TASK INSTRUCTIONS —
#1 According to the Kim Shin profile, which opponent did Kim face in his debut match for Jeonbuk Hyundai?
#2 From the Kim Shin profile, print the text between "- 2018–2019: Gyeongnam" and "footballer (born 1995)", inclusive.
#3 Name every club listed under "Senior career" in the Kim Shin profile.

READING PASSAGE —
-----

Kim Shin

Personal information
- Full name: Kim Shin
- Date of birth: 30 March 1995 (age 31)
- Place of birth: South Korea
- Height: 1.81 m (5 ft 11+1⁄2 in)
- Position: Forward

Team information
- Current team: Gimhae FC

Youth career
- 2011–2013: Jeonbuk Hyundai

Senior career*
- Years: Team / Apps / (Gls)
- 2014–2017: Jeonbuk Hyundai / 1 / (0)
- 2014–2015: → Lyon II (loan) / 13 / (0)
- 2016: → Chungju Hummel (loan) / 35 / (13)
- 2017: Bucheon FC 1995 / 29 / (4)
- 2018–2019: Gyeongnam FC / 9 / (0)
- 2019–: Gimhae FC / 3 / (1)

International career
- 2013–: South Korea U-20

= Kim Shin (footballer) =

South Korean footballer (born 1995)

Kim Shin (born 30 March 1995) is a South Korean forward for Gimhae FC. Besides South Korea, he has played in France.

==Career==
Kim joined Jeonbuk Hyundai in 2014 and made his debut in the 2014 AFC Champions League match against Yokohama F. Marinos on 15 April. He penned a 2-year loan contract with Ligue 1 side Olympique Lyonnais in summer 2014.
After returning from Lyon, he loaned to Chungju Hummel. In Chungju, he scored 13 goals and 7th place on goals in 2016 K League 2. In 2017, he moved to Bucheon FC 1995.

-----

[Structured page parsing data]
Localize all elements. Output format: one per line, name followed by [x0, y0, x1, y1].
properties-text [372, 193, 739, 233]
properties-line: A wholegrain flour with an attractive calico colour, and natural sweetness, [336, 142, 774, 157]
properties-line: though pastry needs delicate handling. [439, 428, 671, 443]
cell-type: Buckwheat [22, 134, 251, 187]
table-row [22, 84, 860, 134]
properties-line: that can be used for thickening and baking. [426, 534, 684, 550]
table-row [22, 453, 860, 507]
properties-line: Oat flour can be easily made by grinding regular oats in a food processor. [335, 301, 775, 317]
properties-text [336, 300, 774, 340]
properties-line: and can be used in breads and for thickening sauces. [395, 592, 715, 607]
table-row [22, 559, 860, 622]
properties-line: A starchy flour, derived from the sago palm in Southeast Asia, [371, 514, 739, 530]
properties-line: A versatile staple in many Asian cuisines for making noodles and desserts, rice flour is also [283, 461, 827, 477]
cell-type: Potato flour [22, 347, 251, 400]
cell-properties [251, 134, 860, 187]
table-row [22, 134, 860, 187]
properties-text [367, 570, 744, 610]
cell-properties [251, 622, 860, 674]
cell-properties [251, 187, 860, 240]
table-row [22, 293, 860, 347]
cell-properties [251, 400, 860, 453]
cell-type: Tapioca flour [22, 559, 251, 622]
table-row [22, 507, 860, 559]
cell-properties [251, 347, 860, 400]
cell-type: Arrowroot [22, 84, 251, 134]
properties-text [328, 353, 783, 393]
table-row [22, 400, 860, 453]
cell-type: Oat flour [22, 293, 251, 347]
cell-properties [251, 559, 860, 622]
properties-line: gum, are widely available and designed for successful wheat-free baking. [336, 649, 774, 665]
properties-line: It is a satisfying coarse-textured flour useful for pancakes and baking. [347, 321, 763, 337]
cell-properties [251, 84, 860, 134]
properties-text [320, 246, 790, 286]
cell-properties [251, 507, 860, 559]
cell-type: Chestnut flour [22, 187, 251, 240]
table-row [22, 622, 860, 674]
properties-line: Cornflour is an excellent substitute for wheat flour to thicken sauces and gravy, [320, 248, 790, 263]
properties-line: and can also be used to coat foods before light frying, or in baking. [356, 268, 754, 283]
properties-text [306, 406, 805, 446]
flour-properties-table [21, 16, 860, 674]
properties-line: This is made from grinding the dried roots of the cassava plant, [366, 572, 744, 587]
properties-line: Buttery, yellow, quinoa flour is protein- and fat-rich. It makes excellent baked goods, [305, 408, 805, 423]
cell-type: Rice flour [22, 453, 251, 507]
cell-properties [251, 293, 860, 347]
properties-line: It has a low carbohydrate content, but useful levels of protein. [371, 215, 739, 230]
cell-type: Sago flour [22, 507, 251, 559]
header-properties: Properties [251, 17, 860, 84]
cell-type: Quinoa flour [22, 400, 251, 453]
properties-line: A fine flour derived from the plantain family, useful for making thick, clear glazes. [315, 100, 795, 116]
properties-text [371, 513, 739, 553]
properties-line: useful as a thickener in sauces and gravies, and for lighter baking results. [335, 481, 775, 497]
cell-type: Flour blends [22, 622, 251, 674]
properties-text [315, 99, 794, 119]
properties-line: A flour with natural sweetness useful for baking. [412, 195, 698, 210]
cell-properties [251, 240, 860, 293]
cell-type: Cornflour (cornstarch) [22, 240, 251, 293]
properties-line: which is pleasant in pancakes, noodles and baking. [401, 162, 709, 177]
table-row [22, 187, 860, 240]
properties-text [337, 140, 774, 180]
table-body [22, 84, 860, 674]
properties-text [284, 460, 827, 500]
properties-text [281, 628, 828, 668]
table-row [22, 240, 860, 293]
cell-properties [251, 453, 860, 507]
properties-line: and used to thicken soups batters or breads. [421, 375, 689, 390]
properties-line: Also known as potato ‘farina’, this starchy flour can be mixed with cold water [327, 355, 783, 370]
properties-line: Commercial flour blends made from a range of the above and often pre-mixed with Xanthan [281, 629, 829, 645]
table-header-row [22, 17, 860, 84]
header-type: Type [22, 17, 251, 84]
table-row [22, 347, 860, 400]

-----

EXPECTED OUTPUTS —
#1 Yokohama F. Marinos, in the 2014 AFC Champions League on 15 April.

#2
- 2018–2019: Gyeongnam FC / 9 / (0)
- 2019–: Gimhae FC / 3 / (1)

International career
- 2013–: South Korea U-20

= Kim Shin (footballer) =

South Korean footballer (born 1995)

#3 Jeonbuk Hyundai, Lyon II, Chungju Hummel, Bucheon FC 1995, Gyeongnam FC, Gimhae FC